Written instruction: Set down all of the data exactly as it appears.
:: Provided records ::
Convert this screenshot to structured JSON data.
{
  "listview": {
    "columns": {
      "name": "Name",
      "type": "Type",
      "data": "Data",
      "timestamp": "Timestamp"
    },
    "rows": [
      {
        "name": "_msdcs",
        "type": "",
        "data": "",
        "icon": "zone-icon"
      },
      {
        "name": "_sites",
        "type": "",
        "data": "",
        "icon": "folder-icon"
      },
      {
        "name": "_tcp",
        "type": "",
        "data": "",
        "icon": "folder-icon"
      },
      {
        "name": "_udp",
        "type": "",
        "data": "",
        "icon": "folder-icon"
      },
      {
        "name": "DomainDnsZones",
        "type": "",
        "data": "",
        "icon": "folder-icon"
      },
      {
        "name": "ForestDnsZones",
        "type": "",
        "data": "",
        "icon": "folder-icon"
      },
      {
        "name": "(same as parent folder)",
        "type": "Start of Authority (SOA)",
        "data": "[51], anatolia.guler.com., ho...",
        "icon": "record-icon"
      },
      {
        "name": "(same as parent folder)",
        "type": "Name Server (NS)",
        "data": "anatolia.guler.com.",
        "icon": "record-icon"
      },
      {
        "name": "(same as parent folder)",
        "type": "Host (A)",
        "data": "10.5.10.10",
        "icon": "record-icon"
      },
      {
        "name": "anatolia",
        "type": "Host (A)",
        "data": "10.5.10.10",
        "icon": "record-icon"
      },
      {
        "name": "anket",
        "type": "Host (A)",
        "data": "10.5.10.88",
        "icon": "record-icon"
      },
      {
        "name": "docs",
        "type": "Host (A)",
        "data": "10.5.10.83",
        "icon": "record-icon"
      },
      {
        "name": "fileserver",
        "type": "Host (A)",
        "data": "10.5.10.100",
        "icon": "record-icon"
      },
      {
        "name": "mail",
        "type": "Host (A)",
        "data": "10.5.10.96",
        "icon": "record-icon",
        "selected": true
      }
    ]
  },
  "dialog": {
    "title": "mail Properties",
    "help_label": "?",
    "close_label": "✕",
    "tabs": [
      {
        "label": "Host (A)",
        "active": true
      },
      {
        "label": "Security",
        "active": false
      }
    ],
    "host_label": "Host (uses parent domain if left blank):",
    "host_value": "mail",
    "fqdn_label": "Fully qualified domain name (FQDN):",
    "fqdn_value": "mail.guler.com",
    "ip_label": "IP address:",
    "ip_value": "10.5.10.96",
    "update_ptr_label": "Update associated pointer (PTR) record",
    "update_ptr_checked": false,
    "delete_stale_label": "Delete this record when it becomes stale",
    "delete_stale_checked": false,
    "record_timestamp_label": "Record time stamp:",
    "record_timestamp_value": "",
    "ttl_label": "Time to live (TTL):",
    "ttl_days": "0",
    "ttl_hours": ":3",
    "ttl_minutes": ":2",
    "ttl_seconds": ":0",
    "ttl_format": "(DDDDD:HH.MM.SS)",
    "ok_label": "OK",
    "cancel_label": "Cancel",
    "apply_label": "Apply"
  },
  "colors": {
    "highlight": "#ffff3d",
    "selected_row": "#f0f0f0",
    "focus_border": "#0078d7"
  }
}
:::
Completed exercise:
Convert this screenshot to structured JSON data.
{
  "listview": {
    "columns": {
      "name": "Name",
      "type": "Type",
      "data": "Data",
      "timestamp": "Timestamp"
    },
    "rows": [
      {
        "name": "_msdcs",
        "type": "",
        "data": "",
        "icon": "zone-icon"
      },
      {
        "name": "_sites",
        "type": "",
        "data": "",
        "icon": "folder-icon"
      },
      {
        "name": "_tcp",
        "type": "",
        "data": "",
        "icon": "folder-icon"
      },
      {
        "name": "_udp",
        "type": "",
        "data": "",
        "icon": "folder-icon"
      },
      {
        "name": "DomainDnsZones",
        "type": "",
        "data": "",
        "icon": "folder-icon"
      },
      {
        "name": "ForestDnsZones",
        "type": "",
        "data": "",
        "icon": "folder-icon"
      },
      {
        "name": "(same as parent folder)",
        "type": "Start of Authority (SOA)",
        "data": "[51], anatolia.guler.com., ho...",
        "icon": "record-icon"
      },
      {
        "name": "(same as parent folder)",
        "type": "Name Server (NS)",
        "data": "anatolia.guler.com.",
        "icon": "record-icon"
      },
      {
        "name": "(same as parent folder)",
        "type": "Host (A)",
        "data": "10.5.10.10",
        "icon": "record-icon"
      },
      {
        "name": "anatolia",
        "type": "Host (A)",
        "data": "10.5.10.10",
        "icon": "record-icon"
      },
      {
        "name": "anket",
        "type": "Host (A)",
        "data": "10.5.10.88",
        "icon": "record-icon"
      },
      {
        "name": "docs",
        "type": "Host (A)",
        "data": "10.5.10.83",
        "icon": "record-icon"
      },
      {
        "name": "fileserver",
        "type": "Host (A)",
        "data": "10.5.10.100",
        "icon": "record-icon"
      },
      {
        "name": "mail",
        "type": "Host (A)",
        "data": "10.5.10.96",
        "icon": "record-icon",
        "selected": true
      }
    ]
  },
  "dialog": {
    "title": "mail Properties",
    "help_label": "?",
    "close_label": "✕",
    "tabs": [
      {
        "label": "Host (A)",
        "active": true
      },
      {
        "label": "Security",
        "active": false
      }
    ],
    "host_label": "Host (uses parent domain if left blank):",
    "host_value": "mail",
    "fqdn_label": "Fully qualified domain name (FQDN):",
    "fqdn_value": "mail.guler.com",
    "ip_label": "IP address:",
    "ip_value": "10.5.10.96",
    "update_ptr_label": "Update associated pointer (PTR) record",
    "update_ptr_checked": false,
    "delete_stale_label": "Delete this record when it becomes stale",
    "delete_stale_checked": false,
    "record_timestamp_label": "Record time stamp:",
    "record_timestamp_value": "",
    "ttl_label": "Time to live (TTL):",
    "ttl_days": "0",
    "ttl_hours": ":3",
    "ttl_minutes": ":2",
    "ttl_seconds": ":0",
    "ttl_format": "(DDDDD:HH.MM.SS)",
    "ok_label": "OK",
    "cancel_label": "Cancel",
    "apply_label": "Apply"
  },
  "colors": {
    "highlight": "#ffff3d",
    "selected_row": "#f0f0f0",
    "focus_border": "#0078d7"
  }
}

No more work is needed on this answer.